▶ Set problem:
Echo the lines of the listing that begin with the line containing "map-label-switzerland: SWITZERLAND [425, 1028, 522, 1042]" and end with the line containing "denmark-shape [491, 814, 532, 875]", both included.

▶ Dataset records:
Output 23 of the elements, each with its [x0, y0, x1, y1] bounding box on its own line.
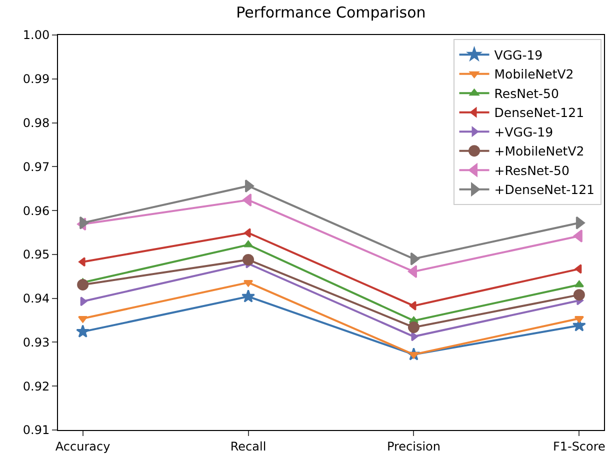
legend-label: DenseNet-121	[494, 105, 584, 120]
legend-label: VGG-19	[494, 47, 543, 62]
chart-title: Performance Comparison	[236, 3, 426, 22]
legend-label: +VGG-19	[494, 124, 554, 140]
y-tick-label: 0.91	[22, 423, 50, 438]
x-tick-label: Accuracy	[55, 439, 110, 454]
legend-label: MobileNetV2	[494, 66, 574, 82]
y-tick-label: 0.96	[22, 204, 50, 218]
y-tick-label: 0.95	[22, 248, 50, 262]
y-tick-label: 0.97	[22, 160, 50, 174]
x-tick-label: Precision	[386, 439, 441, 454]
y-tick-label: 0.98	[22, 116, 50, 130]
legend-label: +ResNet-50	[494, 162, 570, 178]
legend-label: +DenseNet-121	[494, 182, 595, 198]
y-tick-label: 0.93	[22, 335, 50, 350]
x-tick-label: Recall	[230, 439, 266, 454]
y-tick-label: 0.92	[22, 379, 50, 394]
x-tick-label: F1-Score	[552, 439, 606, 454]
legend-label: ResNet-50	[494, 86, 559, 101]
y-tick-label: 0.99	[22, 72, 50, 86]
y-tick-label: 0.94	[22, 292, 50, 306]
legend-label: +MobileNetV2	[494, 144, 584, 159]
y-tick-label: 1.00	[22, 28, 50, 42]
--
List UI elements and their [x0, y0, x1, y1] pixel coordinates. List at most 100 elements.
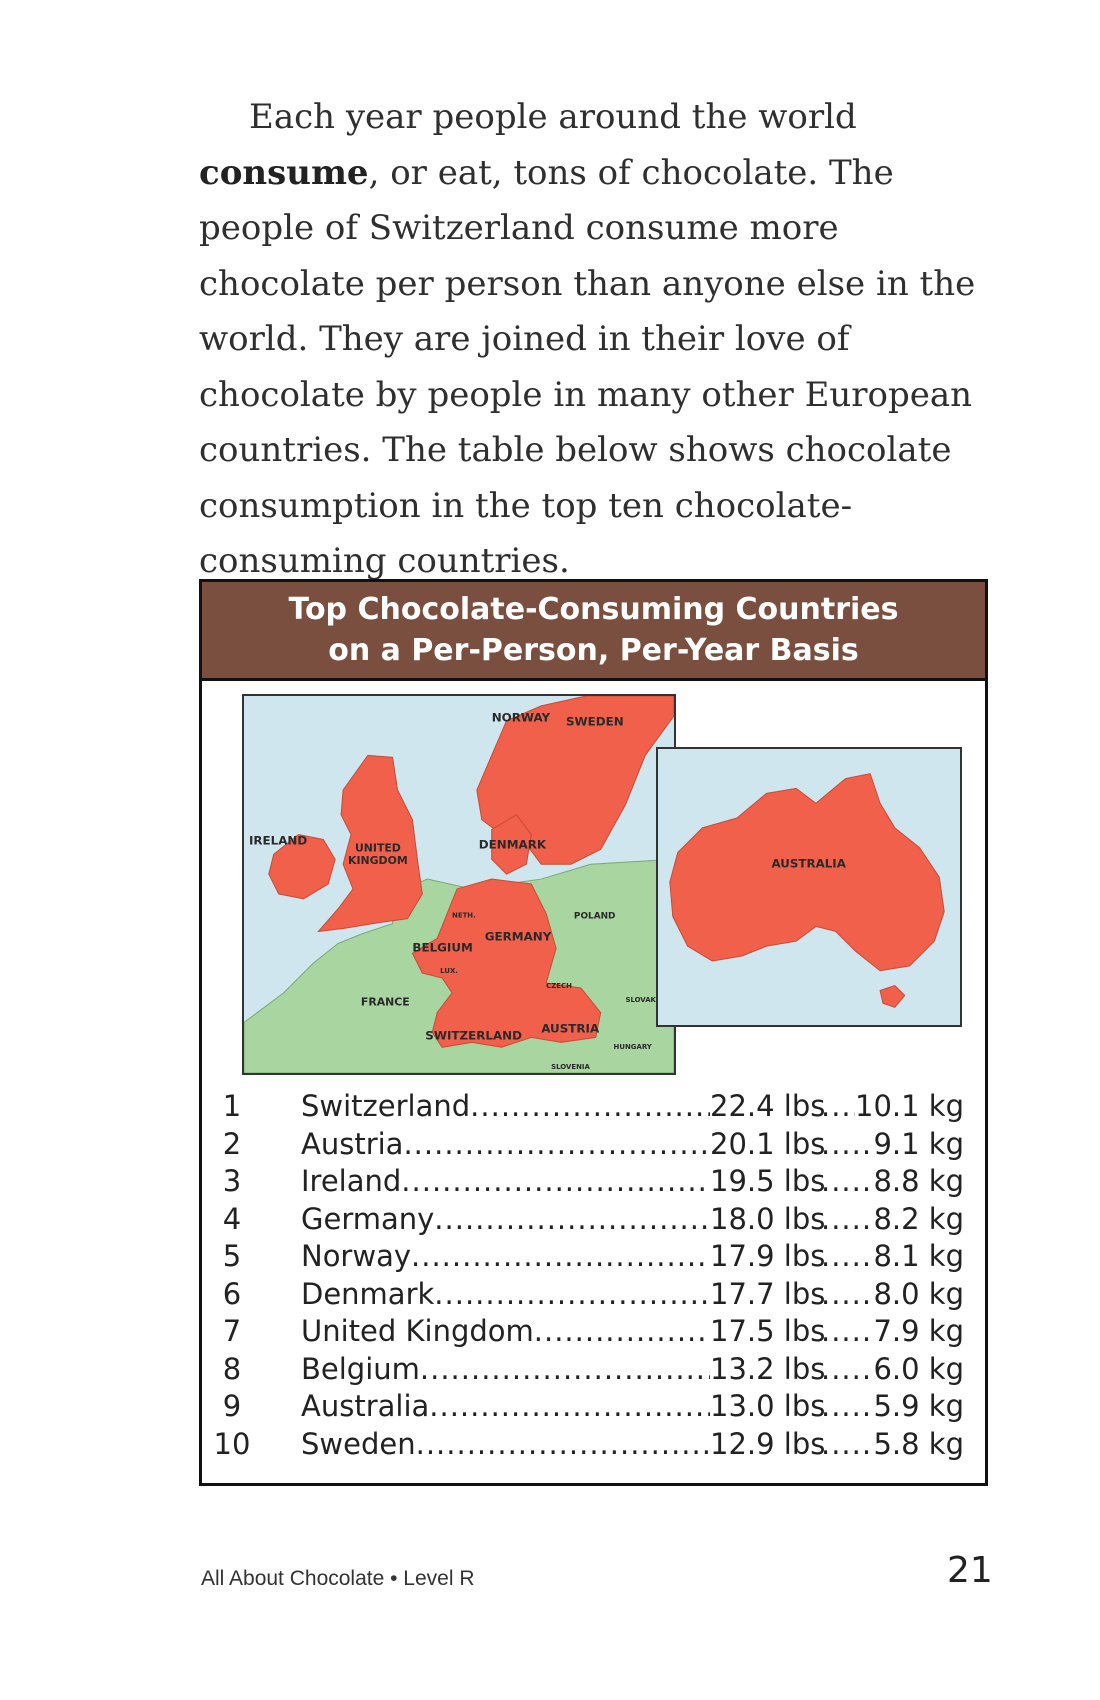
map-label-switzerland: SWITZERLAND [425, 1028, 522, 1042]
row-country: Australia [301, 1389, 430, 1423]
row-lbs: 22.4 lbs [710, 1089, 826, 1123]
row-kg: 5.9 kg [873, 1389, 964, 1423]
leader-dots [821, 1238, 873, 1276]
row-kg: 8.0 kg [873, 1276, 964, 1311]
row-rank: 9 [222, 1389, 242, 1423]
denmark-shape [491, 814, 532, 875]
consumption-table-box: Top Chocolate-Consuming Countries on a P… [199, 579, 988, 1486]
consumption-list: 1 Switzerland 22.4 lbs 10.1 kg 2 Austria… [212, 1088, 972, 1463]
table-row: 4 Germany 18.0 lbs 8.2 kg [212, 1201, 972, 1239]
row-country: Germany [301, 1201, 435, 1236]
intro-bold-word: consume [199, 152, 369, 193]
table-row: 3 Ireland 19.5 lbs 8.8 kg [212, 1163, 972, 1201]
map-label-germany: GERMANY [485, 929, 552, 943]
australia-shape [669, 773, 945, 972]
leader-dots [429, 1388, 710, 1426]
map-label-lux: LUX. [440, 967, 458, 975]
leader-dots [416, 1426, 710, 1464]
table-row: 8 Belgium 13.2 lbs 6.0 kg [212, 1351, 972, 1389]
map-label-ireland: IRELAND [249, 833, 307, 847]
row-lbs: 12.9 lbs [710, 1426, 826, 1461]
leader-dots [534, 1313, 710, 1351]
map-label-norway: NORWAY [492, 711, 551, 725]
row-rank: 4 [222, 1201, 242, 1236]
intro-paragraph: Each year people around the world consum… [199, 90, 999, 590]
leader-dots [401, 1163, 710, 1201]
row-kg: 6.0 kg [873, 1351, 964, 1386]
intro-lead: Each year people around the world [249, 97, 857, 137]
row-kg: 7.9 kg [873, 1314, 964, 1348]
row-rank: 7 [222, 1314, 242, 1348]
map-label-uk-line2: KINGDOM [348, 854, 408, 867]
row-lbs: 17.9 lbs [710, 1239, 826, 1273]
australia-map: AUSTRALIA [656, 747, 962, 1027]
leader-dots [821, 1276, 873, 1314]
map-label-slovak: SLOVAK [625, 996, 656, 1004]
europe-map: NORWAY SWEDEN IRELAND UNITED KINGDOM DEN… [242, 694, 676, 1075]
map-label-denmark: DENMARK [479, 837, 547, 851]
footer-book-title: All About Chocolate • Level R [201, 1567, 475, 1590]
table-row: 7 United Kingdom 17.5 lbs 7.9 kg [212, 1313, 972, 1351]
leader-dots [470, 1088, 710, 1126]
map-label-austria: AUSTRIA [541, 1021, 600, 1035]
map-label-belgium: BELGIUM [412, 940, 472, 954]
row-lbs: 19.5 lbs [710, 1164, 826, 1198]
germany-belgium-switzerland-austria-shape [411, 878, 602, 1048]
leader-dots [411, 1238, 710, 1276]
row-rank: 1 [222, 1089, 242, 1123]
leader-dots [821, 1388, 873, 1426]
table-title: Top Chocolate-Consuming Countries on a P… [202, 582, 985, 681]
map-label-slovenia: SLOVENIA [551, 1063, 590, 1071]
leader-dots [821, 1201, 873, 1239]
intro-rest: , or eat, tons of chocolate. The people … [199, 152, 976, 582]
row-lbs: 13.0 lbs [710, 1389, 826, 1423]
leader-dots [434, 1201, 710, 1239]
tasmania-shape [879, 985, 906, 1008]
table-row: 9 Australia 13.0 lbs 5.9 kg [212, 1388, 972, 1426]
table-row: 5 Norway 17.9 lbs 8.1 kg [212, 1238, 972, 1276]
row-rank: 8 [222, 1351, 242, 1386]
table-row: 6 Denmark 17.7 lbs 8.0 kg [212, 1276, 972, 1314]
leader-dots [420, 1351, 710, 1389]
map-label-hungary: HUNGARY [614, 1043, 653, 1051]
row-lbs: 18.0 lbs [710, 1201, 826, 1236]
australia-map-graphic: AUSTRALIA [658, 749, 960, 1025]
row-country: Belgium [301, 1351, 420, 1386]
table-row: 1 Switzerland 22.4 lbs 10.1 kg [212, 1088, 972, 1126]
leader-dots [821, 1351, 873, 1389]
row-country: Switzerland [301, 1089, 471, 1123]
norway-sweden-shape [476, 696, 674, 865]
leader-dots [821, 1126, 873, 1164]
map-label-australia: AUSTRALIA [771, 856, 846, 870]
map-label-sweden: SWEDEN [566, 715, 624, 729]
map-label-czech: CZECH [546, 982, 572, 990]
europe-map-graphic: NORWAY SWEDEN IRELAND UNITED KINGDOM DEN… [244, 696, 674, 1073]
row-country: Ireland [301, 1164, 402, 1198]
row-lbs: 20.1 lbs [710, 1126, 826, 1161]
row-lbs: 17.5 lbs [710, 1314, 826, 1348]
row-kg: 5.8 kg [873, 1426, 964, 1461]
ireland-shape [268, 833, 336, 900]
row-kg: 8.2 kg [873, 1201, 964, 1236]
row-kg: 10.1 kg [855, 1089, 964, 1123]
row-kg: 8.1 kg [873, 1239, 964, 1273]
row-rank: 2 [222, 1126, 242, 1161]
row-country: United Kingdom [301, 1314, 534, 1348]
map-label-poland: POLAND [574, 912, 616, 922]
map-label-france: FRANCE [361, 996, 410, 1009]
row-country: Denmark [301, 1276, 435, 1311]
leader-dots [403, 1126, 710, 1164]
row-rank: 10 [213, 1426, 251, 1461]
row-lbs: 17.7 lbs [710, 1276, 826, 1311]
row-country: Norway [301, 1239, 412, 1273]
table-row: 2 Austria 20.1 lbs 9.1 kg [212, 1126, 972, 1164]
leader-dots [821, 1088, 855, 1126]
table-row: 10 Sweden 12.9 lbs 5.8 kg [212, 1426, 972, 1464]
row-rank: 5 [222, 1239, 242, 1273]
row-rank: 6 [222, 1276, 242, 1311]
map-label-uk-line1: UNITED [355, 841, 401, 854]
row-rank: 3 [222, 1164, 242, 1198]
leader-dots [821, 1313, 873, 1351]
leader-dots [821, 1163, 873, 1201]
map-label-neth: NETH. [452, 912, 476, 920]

▶ Full response:
map-label-switzerland: SWITZERLAND [425, 1028, 522, 1042]
row-country: Australia [301, 1389, 430, 1423]
row-lbs: 22.4 lbs [710, 1089, 826, 1123]
row-kg: 5.9 kg [873, 1389, 964, 1423]
leader-dots [821, 1238, 873, 1276]
row-kg: 8.0 kg [873, 1276, 964, 1311]
row-rank: 9 [222, 1389, 242, 1423]
denmark-shape [491, 814, 532, 875]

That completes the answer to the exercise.